Images are not part of the copy; transcribe all the data exactly.

----- Given records -----

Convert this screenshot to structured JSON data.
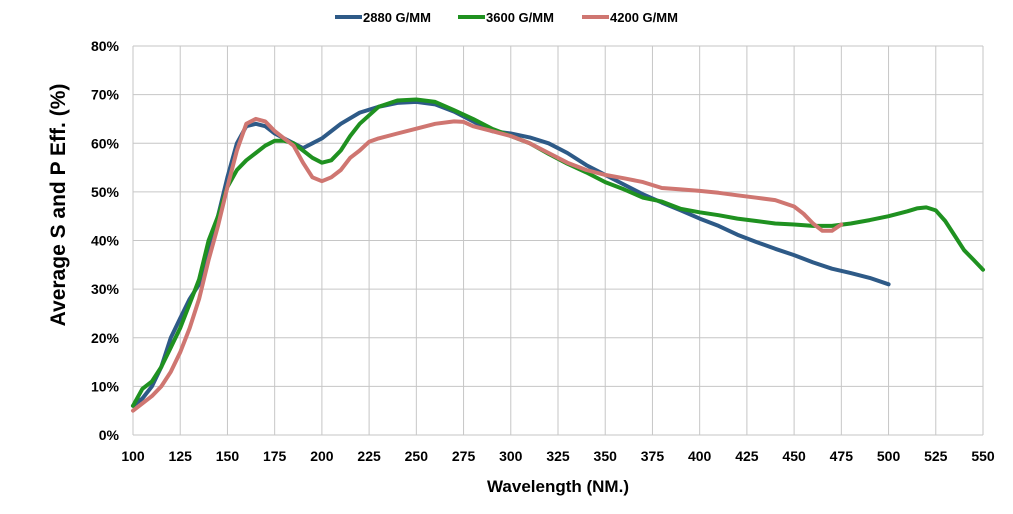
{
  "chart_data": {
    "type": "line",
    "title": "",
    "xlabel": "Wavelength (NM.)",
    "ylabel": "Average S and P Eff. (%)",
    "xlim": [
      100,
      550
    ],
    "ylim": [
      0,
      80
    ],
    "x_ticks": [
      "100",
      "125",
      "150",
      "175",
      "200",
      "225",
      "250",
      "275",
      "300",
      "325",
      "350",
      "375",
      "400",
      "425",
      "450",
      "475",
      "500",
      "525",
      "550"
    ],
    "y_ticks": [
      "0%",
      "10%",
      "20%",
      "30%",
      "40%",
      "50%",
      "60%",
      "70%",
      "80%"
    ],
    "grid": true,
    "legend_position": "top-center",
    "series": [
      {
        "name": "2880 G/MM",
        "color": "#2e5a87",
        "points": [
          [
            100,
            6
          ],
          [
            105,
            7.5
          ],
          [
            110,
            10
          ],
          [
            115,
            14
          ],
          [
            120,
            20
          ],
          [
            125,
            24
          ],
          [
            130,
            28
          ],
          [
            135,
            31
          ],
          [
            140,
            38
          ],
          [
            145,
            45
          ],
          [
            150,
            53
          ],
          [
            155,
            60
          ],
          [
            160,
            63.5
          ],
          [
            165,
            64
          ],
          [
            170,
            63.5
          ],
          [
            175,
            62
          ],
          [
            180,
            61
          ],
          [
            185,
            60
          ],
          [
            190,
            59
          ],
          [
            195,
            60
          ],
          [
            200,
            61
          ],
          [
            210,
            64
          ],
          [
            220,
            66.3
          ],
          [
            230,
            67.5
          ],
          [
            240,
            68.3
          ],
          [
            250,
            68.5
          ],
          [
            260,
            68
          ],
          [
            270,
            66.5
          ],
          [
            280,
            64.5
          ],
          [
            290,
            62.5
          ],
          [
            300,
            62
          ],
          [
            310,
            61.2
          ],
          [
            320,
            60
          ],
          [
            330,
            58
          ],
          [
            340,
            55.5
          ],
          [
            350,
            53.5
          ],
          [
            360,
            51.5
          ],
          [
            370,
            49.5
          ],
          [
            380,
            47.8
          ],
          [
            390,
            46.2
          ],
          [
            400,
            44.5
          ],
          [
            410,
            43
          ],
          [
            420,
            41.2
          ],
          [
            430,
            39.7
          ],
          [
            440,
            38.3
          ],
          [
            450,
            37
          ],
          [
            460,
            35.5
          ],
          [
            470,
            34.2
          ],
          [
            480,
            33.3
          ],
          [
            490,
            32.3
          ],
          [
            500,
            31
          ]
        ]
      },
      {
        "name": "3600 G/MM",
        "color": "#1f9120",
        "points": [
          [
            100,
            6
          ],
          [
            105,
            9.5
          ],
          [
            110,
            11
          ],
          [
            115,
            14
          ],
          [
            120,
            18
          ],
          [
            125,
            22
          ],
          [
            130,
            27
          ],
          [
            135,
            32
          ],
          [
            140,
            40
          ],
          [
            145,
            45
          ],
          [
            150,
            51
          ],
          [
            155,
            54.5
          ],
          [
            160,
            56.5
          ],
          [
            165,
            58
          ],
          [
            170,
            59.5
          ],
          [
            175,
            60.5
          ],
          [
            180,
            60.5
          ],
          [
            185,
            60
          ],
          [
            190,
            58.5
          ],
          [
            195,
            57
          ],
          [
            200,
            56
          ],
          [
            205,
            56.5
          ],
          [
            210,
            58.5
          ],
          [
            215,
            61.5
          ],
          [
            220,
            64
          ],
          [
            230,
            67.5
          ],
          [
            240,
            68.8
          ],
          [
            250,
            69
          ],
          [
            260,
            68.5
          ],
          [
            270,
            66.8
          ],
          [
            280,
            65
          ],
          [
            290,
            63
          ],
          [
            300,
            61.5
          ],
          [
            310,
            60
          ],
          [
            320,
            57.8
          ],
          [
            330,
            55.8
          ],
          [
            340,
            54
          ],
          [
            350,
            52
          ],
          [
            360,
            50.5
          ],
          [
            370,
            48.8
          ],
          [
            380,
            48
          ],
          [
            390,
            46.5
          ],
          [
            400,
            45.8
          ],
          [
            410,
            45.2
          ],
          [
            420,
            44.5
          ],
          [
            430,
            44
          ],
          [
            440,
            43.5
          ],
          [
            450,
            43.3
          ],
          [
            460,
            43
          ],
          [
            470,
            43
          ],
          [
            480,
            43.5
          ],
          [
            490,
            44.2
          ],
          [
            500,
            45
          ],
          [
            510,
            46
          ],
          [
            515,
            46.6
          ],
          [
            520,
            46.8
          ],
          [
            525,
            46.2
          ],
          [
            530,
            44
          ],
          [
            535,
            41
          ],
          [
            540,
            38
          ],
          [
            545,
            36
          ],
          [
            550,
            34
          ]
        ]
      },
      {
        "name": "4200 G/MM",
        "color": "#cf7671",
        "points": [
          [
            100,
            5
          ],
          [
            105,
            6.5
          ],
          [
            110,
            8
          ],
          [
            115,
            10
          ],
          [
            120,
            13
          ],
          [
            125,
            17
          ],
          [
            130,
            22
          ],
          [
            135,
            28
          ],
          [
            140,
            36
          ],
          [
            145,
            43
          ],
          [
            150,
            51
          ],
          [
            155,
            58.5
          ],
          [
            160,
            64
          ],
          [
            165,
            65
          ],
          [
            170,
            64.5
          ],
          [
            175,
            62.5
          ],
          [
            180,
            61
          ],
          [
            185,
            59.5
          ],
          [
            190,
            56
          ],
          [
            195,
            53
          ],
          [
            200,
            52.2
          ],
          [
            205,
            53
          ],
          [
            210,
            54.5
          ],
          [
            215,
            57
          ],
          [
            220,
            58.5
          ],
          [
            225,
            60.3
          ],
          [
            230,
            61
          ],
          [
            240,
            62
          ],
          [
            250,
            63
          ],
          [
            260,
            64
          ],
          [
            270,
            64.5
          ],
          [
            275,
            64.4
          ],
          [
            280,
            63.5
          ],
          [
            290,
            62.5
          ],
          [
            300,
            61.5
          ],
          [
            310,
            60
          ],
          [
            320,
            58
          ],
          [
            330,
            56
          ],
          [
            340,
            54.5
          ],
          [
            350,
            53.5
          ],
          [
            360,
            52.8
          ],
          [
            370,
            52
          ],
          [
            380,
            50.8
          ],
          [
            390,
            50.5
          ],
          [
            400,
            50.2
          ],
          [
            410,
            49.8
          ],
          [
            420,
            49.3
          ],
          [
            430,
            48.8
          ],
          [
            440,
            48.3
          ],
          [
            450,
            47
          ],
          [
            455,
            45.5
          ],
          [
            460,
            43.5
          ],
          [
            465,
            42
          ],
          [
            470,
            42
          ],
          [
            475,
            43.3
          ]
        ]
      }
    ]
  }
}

-----

> _Problem solution_
Convert this screenshot to structured JSON data.
{
  "chart_data": {
    "type": "line",
    "title": "",
    "xlabel": "Wavelength (NM.)",
    "ylabel": "Average S and P Eff. (%)",
    "xlim": [
      100,
      550
    ],
    "ylim": [
      0,
      80
    ],
    "x_ticks": [
      "100",
      "125",
      "150",
      "175",
      "200",
      "225",
      "250",
      "275",
      "300",
      "325",
      "350",
      "375",
      "400",
      "425",
      "450",
      "475",
      "500",
      "525",
      "550"
    ],
    "y_ticks": [
      "0%",
      "10%",
      "20%",
      "30%",
      "40%",
      "50%",
      "60%",
      "70%",
      "80%"
    ],
    "grid": true,
    "legend_position": "top-center",
    "series": [
      {
        "name": "2880 G/MM",
        "color": "#2e5a87",
        "points": [
          [
            100,
            6
          ],
          [
            105,
            7.5
          ],
          [
            110,
            10
          ],
          [
            115,
            14
          ],
          [
            120,
            20
          ],
          [
            125,
            24
          ],
          [
            130,
            28
          ],
          [
            135,
            31
          ],
          [
            140,
            38
          ],
          [
            145,
            45
          ],
          [
            150,
            53
          ],
          [
            155,
            60
          ],
          [
            160,
            63.5
          ],
          [
            165,
            64
          ],
          [
            170,
            63.5
          ],
          [
            175,
            62
          ],
          [
            180,
            61
          ],
          [
            185,
            60
          ],
          [
            190,
            59
          ],
          [
            195,
            60
          ],
          [
            200,
            61
          ],
          [
            210,
            64
          ],
          [
            220,
            66.3
          ],
          [
            230,
            67.5
          ],
          [
            240,
            68.3
          ],
          [
            250,
            68.5
          ],
          [
            260,
            68
          ],
          [
            270,
            66.5
          ],
          [
            280,
            64.5
          ],
          [
            290,
            62.5
          ],
          [
            300,
            62
          ],
          [
            310,
            61.2
          ],
          [
            320,
            60
          ],
          [
            330,
            58
          ],
          [
            340,
            55.5
          ],
          [
            350,
            53.5
          ],
          [
            360,
            51.5
          ],
          [
            370,
            49.5
          ],
          [
            380,
            47.8
          ],
          [
            390,
            46.2
          ],
          [
            400,
            44.5
          ],
          [
            410,
            43
          ],
          [
            420,
            41.2
          ],
          [
            430,
            39.7
          ],
          [
            440,
            38.3
          ],
          [
            450,
            37
          ],
          [
            460,
            35.5
          ],
          [
            470,
            34.2
          ],
          [
            480,
            33.3
          ],
          [
            490,
            32.3
          ],
          [
            500,
            31
          ]
        ]
      },
      {
        "name": "3600 G/MM",
        "color": "#1f9120",
        "points": [
          [
            100,
            6
          ],
          [
            105,
            9.5
          ],
          [
            110,
            11
          ],
          [
            115,
            14
          ],
          [
            120,
            18
          ],
          [
            125,
            22
          ],
          [
            130,
            27
          ],
          [
            135,
            32
          ],
          [
            140,
            40
          ],
          [
            145,
            45
          ],
          [
            150,
            51
          ],
          [
            155,
            54.5
          ],
          [
            160,
            56.5
          ],
          [
            165,
            58
          ],
          [
            170,
            59.5
          ],
          [
            175,
            60.5
          ],
          [
            180,
            60.5
          ],
          [
            185,
            60
          ],
          [
            190,
            58.5
          ],
          [
            195,
            57
          ],
          [
            200,
            56
          ],
          [
            205,
            56.5
          ],
          [
            210,
            58.5
          ],
          [
            215,
            61.5
          ],
          [
            220,
            64
          ],
          [
            230,
            67.5
          ],
          [
            240,
            68.8
          ],
          [
            250,
            69
          ],
          [
            260,
            68.5
          ],
          [
            270,
            66.8
          ],
          [
            280,
            65
          ],
          [
            290,
            63
          ],
          [
            300,
            61.5
          ],
          [
            310,
            60
          ],
          [
            320,
            57.8
          ],
          [
            330,
            55.8
          ],
          [
            340,
            54
          ],
          [
            350,
            52
          ],
          [
            360,
            50.5
          ],
          [
            370,
            48.8
          ],
          [
            380,
            48
          ],
          [
            390,
            46.5
          ],
          [
            400,
            45.8
          ],
          [
            410,
            45.2
          ],
          [
            420,
            44.5
          ],
          [
            430,
            44
          ],
          [
            440,
            43.5
          ],
          [
            450,
            43.3
          ],
          [
            460,
            43
          ],
          [
            470,
            43
          ],
          [
            480,
            43.5
          ],
          [
            490,
            44.2
          ],
          [
            500,
            45
          ],
          [
            510,
            46
          ],
          [
            515,
            46.6
          ],
          [
            520,
            46.8
          ],
          [
            525,
            46.2
          ],
          [
            530,
            44
          ],
          [
            535,
            41
          ],
          [
            540,
            38
          ],
          [
            545,
            36
          ],
          [
            550,
            34
          ]
        ]
      },
      {
        "name": "4200 G/MM",
        "color": "#cf7671",
        "points": [
          [
            100,
            5
          ],
          [
            105,
            6.5
          ],
          [
            110,
            8
          ],
          [
            115,
            10
          ],
          [
            120,
            13
          ],
          [
            125,
            17
          ],
          [
            130,
            22
          ],
          [
            135,
            28
          ],
          [
            140,
            36
          ],
          [
            145,
            43
          ],
          [
            150,
            51
          ],
          [
            155,
            58.5
          ],
          [
            160,
            64
          ],
          [
            165,
            65
          ],
          [
            170,
            64.5
          ],
          [
            175,
            62.5
          ],
          [
            180,
            61
          ],
          [
            185,
            59.5
          ],
          [
            190,
            56
          ],
          [
            195,
            53
          ],
          [
            200,
            52.2
          ],
          [
            205,
            53
          ],
          [
            210,
            54.5
          ],
          [
            215,
            57
          ],
          [
            220,
            58.5
          ],
          [
            225,
            60.3
          ],
          [
            230,
            61
          ],
          [
            240,
            62
          ],
          [
            250,
            63
          ],
          [
            260,
            64
          ],
          [
            270,
            64.5
          ],
          [
            275,
            64.4
          ],
          [
            280,
            63.5
          ],
          [
            290,
            62.5
          ],
          [
            300,
            61.5
          ],
          [
            310,
            60
          ],
          [
            320,
            58
          ],
          [
            330,
            56
          ],
          [
            340,
            54.5
          ],
          [
            350,
            53.5
          ],
          [
            360,
            52.8
          ],
          [
            370,
            52
          ],
          [
            380,
            50.8
          ],
          [
            390,
            50.5
          ],
          [
            400,
            50.2
          ],
          [
            410,
            49.8
          ],
          [
            420,
            49.3
          ],
          [
            430,
            48.8
          ],
          [
            440,
            48.3
          ],
          [
            450,
            47
          ],
          [
            455,
            45.5
          ],
          [
            460,
            43.5
          ],
          [
            465,
            42
          ],
          [
            470,
            42
          ],
          [
            475,
            43.3
          ]
        ]
      }
    ]
  }
}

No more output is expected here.